- [Given task]:
Copy whichever lines contain the string "Height".
___ Data records ___
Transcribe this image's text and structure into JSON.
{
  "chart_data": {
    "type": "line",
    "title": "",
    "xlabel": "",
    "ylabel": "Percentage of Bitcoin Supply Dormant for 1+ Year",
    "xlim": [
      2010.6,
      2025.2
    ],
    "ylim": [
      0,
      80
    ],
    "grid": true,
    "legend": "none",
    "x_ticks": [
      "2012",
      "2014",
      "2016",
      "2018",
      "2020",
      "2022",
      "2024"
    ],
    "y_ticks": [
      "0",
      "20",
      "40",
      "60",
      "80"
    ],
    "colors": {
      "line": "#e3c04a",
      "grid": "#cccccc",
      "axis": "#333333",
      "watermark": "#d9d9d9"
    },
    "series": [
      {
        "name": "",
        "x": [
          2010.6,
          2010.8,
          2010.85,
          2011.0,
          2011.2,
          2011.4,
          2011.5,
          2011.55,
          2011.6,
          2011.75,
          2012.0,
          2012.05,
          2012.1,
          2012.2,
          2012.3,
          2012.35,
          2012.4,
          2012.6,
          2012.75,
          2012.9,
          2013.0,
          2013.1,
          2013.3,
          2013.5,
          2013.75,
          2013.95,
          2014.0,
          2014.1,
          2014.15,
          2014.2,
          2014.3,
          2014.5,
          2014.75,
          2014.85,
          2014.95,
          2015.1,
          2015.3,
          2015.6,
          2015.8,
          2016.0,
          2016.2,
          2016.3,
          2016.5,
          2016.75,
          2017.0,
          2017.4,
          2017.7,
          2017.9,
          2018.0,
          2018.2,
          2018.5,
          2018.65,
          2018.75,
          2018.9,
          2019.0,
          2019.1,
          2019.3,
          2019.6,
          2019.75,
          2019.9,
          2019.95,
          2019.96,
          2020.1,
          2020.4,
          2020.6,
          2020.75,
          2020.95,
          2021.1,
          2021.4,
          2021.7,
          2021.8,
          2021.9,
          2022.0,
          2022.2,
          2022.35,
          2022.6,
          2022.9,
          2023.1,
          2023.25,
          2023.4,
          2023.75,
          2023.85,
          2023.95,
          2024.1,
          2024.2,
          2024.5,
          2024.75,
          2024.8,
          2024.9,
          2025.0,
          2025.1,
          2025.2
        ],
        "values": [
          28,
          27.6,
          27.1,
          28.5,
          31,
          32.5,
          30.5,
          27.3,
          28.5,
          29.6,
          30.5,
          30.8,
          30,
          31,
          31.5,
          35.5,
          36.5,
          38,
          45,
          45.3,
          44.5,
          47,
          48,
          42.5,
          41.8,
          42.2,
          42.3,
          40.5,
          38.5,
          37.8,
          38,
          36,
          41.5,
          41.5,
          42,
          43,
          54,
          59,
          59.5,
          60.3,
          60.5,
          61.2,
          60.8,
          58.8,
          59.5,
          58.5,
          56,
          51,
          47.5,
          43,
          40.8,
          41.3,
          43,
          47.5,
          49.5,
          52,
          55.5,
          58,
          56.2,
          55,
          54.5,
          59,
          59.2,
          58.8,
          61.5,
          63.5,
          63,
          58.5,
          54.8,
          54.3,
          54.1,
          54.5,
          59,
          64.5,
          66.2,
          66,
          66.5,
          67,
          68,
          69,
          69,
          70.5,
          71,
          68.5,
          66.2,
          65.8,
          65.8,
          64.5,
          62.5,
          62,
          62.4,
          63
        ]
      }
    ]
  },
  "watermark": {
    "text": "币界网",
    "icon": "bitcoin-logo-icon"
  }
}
___
___ Data records ___
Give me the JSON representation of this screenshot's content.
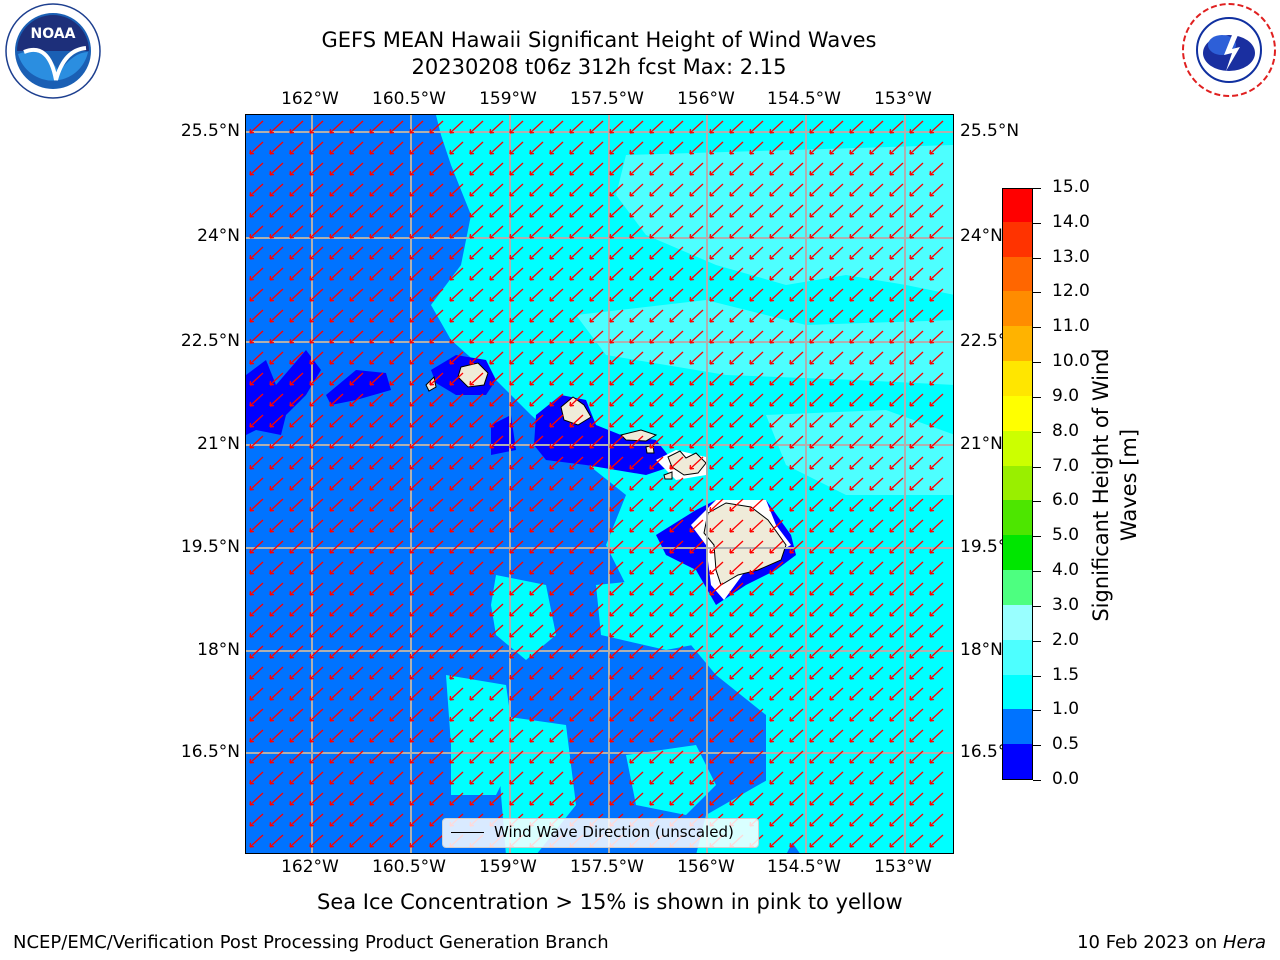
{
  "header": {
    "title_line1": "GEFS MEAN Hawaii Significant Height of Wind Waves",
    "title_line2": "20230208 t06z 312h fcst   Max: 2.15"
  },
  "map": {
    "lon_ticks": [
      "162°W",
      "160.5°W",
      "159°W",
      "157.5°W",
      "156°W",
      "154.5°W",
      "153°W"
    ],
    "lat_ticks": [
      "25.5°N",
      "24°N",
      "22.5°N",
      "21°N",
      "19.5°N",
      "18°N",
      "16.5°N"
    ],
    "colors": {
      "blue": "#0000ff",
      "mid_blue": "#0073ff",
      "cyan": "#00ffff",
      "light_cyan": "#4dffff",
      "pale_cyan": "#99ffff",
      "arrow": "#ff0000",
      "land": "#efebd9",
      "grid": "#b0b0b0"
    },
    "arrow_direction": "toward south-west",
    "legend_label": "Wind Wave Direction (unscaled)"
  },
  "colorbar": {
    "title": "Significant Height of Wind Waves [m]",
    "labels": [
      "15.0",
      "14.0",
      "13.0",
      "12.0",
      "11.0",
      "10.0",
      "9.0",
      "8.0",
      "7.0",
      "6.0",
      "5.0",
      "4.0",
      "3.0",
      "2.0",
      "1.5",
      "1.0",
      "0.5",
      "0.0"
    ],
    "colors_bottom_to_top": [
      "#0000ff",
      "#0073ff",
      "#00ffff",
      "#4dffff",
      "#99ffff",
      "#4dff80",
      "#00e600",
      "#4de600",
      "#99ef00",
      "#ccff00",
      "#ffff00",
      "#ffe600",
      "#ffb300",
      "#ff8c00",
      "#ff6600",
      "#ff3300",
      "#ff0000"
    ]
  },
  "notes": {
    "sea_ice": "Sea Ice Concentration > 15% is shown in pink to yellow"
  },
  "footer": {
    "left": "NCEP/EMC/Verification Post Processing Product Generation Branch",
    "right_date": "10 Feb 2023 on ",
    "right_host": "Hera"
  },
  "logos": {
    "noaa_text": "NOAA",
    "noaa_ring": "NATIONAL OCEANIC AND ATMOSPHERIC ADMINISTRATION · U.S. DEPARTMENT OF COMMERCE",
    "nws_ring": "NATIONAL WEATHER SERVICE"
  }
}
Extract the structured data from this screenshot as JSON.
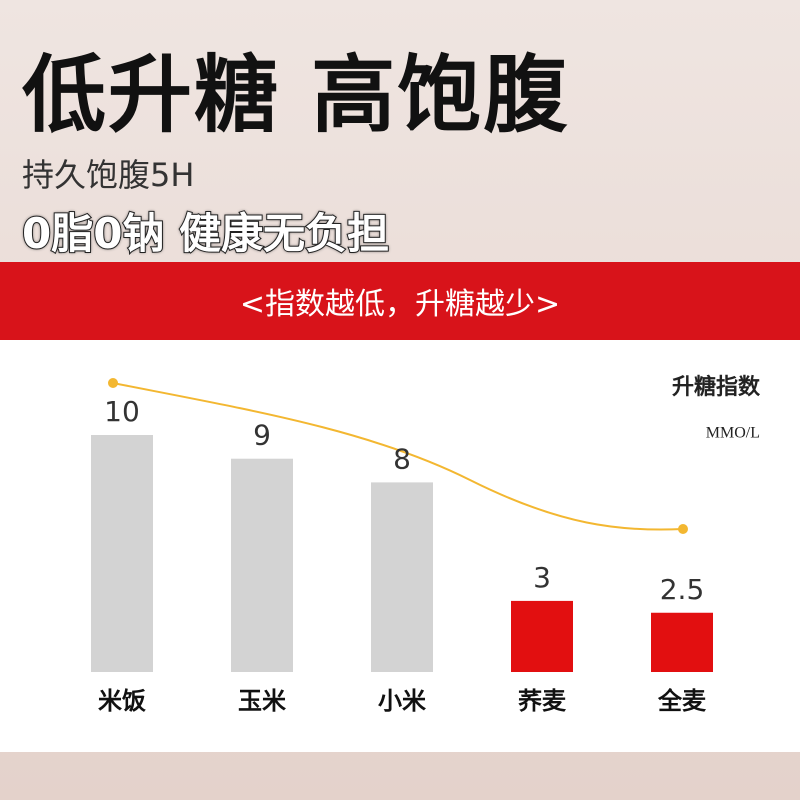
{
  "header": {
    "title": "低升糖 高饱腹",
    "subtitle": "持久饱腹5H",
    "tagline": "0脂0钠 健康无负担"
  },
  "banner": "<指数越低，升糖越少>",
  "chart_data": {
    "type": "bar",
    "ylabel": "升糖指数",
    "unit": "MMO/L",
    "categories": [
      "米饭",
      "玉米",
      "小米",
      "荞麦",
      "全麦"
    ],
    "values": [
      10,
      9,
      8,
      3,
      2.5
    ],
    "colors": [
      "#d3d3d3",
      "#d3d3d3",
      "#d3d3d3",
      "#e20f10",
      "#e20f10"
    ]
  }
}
___
___ Data records ___
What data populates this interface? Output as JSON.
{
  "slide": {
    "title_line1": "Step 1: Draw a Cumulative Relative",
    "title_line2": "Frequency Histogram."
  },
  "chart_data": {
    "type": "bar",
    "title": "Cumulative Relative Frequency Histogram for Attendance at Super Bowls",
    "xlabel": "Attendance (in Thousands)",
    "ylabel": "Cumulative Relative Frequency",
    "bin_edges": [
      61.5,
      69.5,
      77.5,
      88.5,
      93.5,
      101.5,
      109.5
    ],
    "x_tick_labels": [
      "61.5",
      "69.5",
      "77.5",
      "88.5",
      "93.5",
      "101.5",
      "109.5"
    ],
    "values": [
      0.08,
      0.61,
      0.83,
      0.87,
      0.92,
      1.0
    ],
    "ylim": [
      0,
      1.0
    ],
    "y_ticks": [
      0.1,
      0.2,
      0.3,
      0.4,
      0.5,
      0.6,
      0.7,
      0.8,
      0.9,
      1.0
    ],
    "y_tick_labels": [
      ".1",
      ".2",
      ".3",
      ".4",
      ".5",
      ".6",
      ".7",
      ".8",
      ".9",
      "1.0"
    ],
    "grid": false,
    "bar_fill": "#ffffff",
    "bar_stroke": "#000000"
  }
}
___
- [The completed task]:
    "title_line1": "GEFS MEAN Hawaii Significant Height of Wind Waves",
    "title": "Significant Height of Wind Waves [m]",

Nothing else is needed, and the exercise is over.